▶ **Short task**: Among the following entries, count the lines that contain "JSON" and report only the result.

▶ **Provided records**:
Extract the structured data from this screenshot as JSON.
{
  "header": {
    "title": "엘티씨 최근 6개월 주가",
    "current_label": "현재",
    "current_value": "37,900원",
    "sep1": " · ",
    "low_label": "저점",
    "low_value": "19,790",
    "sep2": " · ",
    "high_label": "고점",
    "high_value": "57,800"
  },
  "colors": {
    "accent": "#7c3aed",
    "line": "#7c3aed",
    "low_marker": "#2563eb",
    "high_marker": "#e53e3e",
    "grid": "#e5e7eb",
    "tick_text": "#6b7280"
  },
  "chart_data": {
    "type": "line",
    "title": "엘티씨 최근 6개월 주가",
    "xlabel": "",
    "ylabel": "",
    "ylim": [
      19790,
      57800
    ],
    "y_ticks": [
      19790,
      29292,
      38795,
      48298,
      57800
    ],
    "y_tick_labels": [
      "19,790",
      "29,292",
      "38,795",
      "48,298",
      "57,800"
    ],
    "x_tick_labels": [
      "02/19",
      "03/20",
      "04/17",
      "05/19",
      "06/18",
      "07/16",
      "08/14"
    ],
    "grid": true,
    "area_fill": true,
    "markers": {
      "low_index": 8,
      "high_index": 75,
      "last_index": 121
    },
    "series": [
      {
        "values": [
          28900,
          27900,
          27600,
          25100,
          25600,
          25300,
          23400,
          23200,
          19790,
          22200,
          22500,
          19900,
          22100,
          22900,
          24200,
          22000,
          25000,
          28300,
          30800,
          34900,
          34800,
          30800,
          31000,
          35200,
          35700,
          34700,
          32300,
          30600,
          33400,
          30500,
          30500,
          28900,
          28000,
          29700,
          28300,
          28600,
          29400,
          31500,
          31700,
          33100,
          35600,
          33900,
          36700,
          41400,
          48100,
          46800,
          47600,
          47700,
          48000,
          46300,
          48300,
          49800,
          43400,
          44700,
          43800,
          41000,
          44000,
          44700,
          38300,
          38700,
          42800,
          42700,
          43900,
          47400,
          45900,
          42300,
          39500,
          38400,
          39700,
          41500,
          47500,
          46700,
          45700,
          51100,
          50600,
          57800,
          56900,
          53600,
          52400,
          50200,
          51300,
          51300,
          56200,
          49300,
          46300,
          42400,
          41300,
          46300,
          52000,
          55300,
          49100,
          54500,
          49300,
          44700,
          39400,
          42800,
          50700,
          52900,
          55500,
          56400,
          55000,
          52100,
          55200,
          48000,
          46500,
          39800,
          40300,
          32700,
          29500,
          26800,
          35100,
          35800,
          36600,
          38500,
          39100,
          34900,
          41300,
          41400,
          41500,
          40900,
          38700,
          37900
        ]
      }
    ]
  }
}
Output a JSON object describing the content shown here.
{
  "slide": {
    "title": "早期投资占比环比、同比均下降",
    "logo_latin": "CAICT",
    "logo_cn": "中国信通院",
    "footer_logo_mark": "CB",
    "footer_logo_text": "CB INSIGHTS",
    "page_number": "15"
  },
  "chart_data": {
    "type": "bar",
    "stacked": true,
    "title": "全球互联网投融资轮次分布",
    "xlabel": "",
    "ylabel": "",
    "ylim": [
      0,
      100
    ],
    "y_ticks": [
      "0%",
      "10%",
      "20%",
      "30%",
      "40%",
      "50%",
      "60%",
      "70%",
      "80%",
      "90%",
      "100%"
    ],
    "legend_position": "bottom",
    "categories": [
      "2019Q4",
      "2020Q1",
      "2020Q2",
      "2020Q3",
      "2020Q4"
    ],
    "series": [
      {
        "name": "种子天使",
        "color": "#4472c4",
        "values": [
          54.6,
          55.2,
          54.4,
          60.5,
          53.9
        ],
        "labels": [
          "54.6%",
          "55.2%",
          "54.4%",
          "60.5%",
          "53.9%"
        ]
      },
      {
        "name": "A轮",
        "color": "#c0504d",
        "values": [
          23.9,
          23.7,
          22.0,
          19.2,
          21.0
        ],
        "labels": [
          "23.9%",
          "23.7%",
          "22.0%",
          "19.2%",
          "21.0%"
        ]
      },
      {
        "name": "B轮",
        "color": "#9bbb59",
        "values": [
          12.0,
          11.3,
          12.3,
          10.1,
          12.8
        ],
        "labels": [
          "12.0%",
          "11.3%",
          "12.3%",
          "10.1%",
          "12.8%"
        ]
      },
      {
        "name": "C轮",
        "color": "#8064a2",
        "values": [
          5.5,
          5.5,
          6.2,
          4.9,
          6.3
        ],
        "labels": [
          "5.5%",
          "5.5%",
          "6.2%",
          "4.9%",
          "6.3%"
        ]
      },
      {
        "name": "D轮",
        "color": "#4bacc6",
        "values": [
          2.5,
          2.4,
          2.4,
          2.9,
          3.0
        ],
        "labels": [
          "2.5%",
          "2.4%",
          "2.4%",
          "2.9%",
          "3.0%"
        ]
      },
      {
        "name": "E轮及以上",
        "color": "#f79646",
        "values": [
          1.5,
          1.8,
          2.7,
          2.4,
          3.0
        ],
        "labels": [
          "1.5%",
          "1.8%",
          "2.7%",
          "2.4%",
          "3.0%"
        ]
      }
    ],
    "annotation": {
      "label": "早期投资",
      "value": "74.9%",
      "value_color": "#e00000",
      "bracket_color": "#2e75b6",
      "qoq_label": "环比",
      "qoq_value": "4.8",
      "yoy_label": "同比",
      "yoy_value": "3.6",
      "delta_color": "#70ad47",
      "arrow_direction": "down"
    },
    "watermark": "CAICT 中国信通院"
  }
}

▶ **Problem solution**: 2